----- Data listing

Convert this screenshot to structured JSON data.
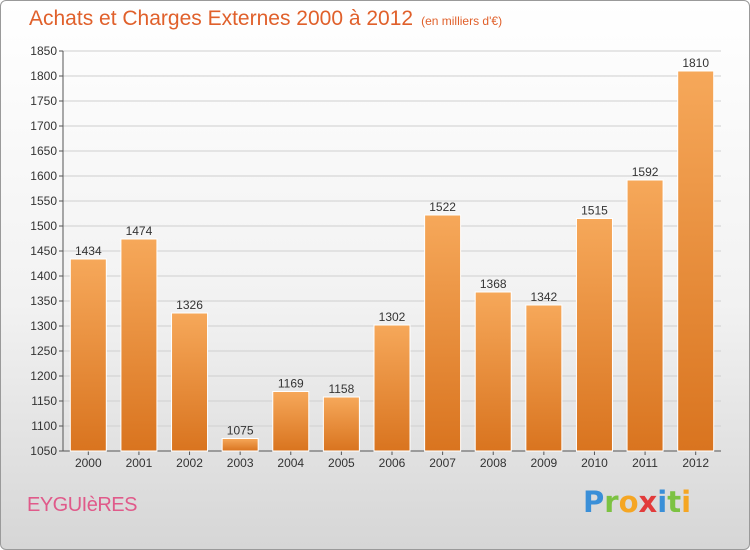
{
  "title": {
    "main": "Achats et Charges Externes 2000 à 2012",
    "unit": "(en milliers d'€)"
  },
  "town": "EYGUIèRES",
  "logo": {
    "letters": [
      "P",
      "r",
      "o",
      "x",
      "i",
      "t",
      "i"
    ],
    "colors": [
      "#3a8fd8",
      "#7cc242",
      "#f5a623",
      "#e23b3b",
      "#3a8fd8",
      "#7cc242",
      "#f5a623"
    ]
  },
  "colors": {
    "bar_top": "#f6a85a",
    "bar_bottom": "#d9741f",
    "title": "#e0602b",
    "town": "#e05a8a"
  },
  "chart_data": {
    "type": "bar",
    "title": "Achats et Charges Externes 2000 à 2012",
    "subtitle": "(en milliers d'€)",
    "xlabel": "",
    "ylabel": "",
    "categories": [
      "2000",
      "2001",
      "2002",
      "2003",
      "2004",
      "2005",
      "2006",
      "2007",
      "2008",
      "2009",
      "2010",
      "2011",
      "2012"
    ],
    "values": [
      1434,
      1474,
      1326,
      1075,
      1169,
      1158,
      1302,
      1522,
      1368,
      1342,
      1515,
      1592,
      1810
    ],
    "ylim": [
      1050,
      1850
    ],
    "yticks": [
      1050,
      1100,
      1150,
      1200,
      1250,
      1300,
      1350,
      1400,
      1450,
      1500,
      1550,
      1600,
      1650,
      1700,
      1750,
      1800,
      1850
    ],
    "grid": true,
    "legend": "none"
  }
}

----------

Directions for this task:
Leave out every picture and copy the rest of the records exactly.

Task output:
Convert this screenshot to structured JSON data.
{
  "title": {
    "main": "Achats et Charges Externes 2000 à 2012",
    "unit": "(en milliers d'€)"
  },
  "town": "EYGUIèRES",
  "logo": {
    "letters": [
      "P",
      "r",
      "o",
      "x",
      "i",
      "t",
      "i"
    ],
    "colors": [
      "#3a8fd8",
      "#7cc242",
      "#f5a623",
      "#e23b3b",
      "#3a8fd8",
      "#7cc242",
      "#f5a623"
    ]
  },
  "colors": {
    "bar_top": "#f6a85a",
    "bar_bottom": "#d9741f",
    "title": "#e0602b",
    "town": "#e05a8a"
  },
  "chart_data": {
    "type": "bar",
    "title": "Achats et Charges Externes 2000 à 2012",
    "subtitle": "(en milliers d'€)",
    "xlabel": "",
    "ylabel": "",
    "categories": [
      "2000",
      "2001",
      "2002",
      "2003",
      "2004",
      "2005",
      "2006",
      "2007",
      "2008",
      "2009",
      "2010",
      "2011",
      "2012"
    ],
    "values": [
      1434,
      1474,
      1326,
      1075,
      1169,
      1158,
      1302,
      1522,
      1368,
      1342,
      1515,
      1592,
      1810
    ],
    "ylim": [
      1050,
      1850
    ],
    "yticks": [
      1050,
      1100,
      1150,
      1200,
      1250,
      1300,
      1350,
      1400,
      1450,
      1500,
      1550,
      1600,
      1650,
      1700,
      1750,
      1800,
      1850
    ],
    "grid": true,
    "legend": "none"
  }
}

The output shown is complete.